____ Records supplied
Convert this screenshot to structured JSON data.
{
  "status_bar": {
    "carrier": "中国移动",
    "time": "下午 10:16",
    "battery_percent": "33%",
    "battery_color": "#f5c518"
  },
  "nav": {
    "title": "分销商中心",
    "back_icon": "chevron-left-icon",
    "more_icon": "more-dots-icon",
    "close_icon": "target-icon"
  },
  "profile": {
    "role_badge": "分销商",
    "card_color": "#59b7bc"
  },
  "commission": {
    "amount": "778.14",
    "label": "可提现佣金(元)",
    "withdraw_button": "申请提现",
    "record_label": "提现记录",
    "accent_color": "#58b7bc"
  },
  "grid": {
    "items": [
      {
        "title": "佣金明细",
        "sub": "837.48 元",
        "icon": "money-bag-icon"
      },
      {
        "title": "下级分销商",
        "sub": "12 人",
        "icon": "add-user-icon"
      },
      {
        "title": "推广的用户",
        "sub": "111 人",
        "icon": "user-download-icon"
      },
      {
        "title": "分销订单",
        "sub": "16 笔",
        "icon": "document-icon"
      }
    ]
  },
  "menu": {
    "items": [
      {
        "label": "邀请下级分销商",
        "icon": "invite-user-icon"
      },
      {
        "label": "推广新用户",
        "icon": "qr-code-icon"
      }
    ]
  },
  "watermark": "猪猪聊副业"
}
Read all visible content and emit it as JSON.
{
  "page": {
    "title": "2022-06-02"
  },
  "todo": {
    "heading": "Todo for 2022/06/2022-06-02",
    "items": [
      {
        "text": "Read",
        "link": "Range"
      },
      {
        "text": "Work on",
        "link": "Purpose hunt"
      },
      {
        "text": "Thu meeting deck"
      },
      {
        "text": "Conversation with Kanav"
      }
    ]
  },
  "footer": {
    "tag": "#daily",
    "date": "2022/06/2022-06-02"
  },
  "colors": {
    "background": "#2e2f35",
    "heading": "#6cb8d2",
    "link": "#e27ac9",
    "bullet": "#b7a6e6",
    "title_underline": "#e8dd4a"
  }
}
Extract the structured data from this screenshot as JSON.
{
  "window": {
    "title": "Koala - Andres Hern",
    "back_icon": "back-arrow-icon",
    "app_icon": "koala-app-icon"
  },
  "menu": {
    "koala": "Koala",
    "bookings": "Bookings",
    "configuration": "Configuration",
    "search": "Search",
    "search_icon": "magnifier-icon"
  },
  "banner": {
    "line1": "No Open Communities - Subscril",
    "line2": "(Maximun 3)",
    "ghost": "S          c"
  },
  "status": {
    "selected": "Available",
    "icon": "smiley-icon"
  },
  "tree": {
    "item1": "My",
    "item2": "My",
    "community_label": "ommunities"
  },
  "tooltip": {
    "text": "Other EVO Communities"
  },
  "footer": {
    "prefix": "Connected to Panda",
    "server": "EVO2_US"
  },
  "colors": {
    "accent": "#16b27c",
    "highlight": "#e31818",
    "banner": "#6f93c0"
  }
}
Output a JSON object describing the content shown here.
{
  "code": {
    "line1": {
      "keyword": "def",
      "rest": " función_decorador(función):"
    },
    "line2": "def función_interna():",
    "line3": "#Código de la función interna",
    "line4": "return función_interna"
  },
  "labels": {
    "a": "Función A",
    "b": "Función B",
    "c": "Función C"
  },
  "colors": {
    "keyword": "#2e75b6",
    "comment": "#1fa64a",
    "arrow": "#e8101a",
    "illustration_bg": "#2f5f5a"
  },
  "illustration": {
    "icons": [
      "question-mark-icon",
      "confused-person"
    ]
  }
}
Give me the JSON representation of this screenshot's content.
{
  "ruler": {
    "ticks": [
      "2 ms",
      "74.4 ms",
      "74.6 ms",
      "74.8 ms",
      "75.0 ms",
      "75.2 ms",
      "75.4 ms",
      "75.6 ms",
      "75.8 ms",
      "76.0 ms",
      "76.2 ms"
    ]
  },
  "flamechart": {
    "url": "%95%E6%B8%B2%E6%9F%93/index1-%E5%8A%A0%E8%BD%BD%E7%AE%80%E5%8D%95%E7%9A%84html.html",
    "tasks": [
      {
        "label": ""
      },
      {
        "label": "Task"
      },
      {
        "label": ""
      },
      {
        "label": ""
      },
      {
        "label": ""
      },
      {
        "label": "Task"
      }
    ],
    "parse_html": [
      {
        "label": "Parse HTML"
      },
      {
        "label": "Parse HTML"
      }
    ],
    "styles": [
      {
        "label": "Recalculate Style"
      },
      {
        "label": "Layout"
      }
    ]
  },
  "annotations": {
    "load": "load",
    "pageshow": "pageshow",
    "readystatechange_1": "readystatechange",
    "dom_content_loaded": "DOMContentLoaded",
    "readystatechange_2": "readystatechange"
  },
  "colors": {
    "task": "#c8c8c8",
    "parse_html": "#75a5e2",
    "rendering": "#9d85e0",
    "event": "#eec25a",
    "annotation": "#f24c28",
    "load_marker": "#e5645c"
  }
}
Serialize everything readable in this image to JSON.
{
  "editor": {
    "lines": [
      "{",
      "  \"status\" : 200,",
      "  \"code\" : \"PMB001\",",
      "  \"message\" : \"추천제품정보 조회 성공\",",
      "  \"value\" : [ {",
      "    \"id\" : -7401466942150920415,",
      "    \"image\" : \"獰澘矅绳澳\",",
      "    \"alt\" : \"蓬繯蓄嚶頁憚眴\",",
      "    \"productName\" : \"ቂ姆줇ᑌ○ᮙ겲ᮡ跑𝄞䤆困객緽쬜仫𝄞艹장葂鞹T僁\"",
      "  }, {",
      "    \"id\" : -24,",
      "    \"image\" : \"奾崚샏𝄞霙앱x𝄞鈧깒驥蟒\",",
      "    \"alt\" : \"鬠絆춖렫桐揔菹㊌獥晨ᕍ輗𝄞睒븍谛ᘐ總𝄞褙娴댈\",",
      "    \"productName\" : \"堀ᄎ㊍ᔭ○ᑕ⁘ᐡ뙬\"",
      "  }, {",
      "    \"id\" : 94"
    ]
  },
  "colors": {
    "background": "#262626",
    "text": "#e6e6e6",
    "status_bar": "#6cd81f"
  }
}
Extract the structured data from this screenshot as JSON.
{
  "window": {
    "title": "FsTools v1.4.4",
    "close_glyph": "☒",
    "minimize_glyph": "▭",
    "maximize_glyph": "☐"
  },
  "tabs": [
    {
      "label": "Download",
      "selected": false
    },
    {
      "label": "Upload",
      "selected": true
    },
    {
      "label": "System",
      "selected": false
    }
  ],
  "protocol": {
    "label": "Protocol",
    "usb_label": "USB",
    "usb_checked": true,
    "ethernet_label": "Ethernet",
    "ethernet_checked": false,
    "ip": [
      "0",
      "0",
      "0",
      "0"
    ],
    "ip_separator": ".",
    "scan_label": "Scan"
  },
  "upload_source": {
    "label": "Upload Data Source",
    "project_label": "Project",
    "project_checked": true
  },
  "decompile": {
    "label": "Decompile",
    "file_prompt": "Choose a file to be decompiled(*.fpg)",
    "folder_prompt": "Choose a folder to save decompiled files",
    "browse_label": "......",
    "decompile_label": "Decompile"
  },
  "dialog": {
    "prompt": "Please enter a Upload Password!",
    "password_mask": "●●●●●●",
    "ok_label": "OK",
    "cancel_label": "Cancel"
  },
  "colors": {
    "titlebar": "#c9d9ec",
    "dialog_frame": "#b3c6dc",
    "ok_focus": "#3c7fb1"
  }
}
________
Exercise goal:
Nothing but a number is needed here: how many lines hold the string "link"?

Response to the task:
3